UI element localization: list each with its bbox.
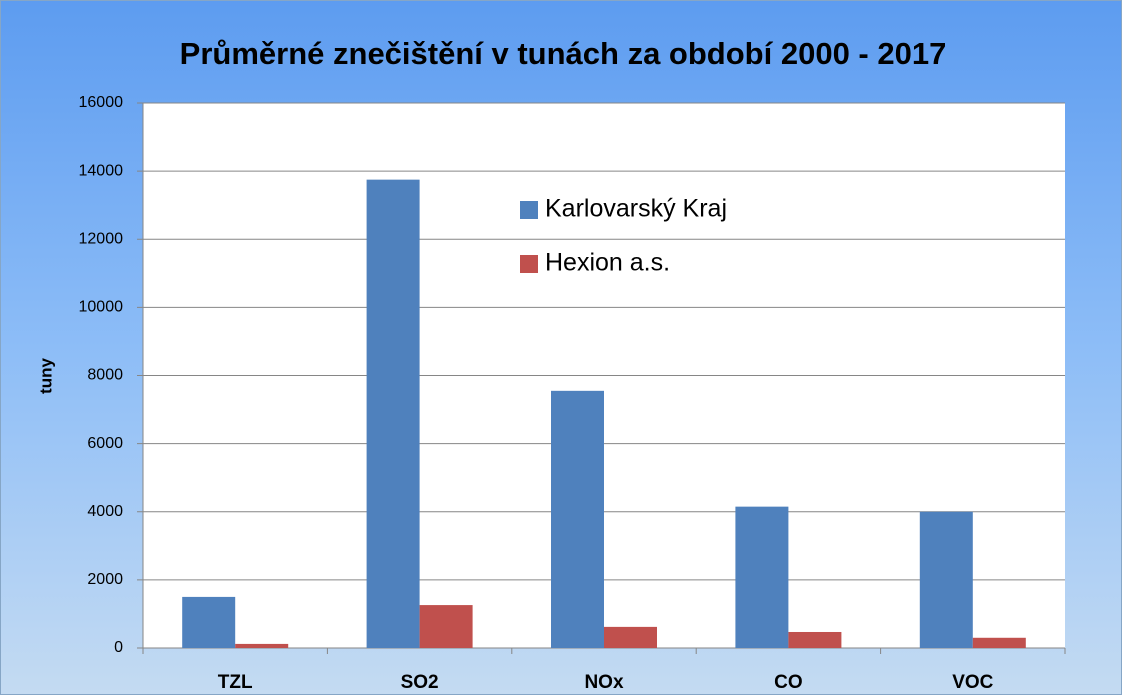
bar [735, 506, 789, 648]
bar [551, 390, 604, 648]
x-tick-label: TZL [218, 672, 253, 693]
legend-swatch [520, 255, 538, 273]
y-tick-label: 12000 [79, 230, 124, 247]
y-tick-label: 14000 [79, 162, 124, 179]
bar [604, 626, 657, 648]
bar [182, 596, 236, 648]
bar [366, 179, 420, 648]
bar [788, 631, 842, 648]
y-tick-label: 16000 [79, 94, 124, 111]
y-tick-label: 4000 [87, 503, 123, 520]
x-tick-label: SO2 [401, 672, 439, 693]
bar [419, 605, 473, 648]
legend-swatch [520, 201, 538, 219]
x-tick-label: CO [774, 672, 803, 693]
legend-label: Karlovarský Kraj [545, 195, 727, 223]
y-tick-label: 6000 [87, 435, 123, 452]
y-tick-label: 10000 [79, 299, 124, 316]
bar [972, 637, 1026, 648]
chart-title: Průměrné znečištění v tunách za období 2… [180, 36, 947, 71]
x-tick-label: NOx [584, 672, 624, 693]
y-tick-label: 2000 [87, 571, 123, 588]
legend-label: Hexion a.s. [545, 249, 670, 277]
y-tick-label: 0 [114, 639, 123, 656]
x-tick-label: VOC [952, 672, 993, 693]
bar [235, 643, 289, 648]
bar [919, 511, 973, 648]
y-axis-label: tuny [36, 358, 55, 394]
y-tick-label: 8000 [87, 367, 123, 384]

◆ Exercise description
Transcribe every line of the items above character for character, leaving out the pictures.

◆ Response to this exercise
UI element localization: list each with its bbox.
bar [735, 506, 789, 648]
bar [551, 390, 604, 648]
x-tick-label: TZL [218, 672, 253, 693]
legend-swatch [520, 255, 538, 273]
y-tick-label: 12000 [79, 230, 124, 247]
y-tick-label: 14000 [79, 162, 124, 179]
bar [604, 626, 657, 648]
bar [182, 596, 236, 648]
bar [366, 179, 420, 648]
bar [788, 631, 842, 648]
y-tick-label: 16000 [79, 94, 124, 111]
y-tick-label: 4000 [87, 503, 123, 520]
x-tick-label: SO2 [401, 672, 439, 693]
bar [419, 605, 473, 648]
legend-swatch [520, 201, 538, 219]
x-tick-label: CO [774, 672, 803, 693]
legend-label: Karlovarský Kraj [545, 195, 727, 223]
y-tick-label: 6000 [87, 435, 123, 452]
y-tick-label: 10000 [79, 299, 124, 316]
bar [972, 637, 1026, 648]
chart-title: Průměrné znečištění v tunách za období 2… [180, 36, 947, 71]
x-tick-label: NOx [584, 672, 624, 693]
y-tick-label: 2000 [87, 571, 123, 588]
legend-label: Hexion a.s. [545, 249, 670, 277]
y-tick-label: 0 [114, 639, 123, 656]
x-tick-label: VOC [952, 672, 993, 693]
bar [235, 643, 289, 648]
bar [919, 511, 973, 648]
y-axis-label: tuny [36, 358, 55, 394]
y-tick-label: 8000 [87, 367, 123, 384]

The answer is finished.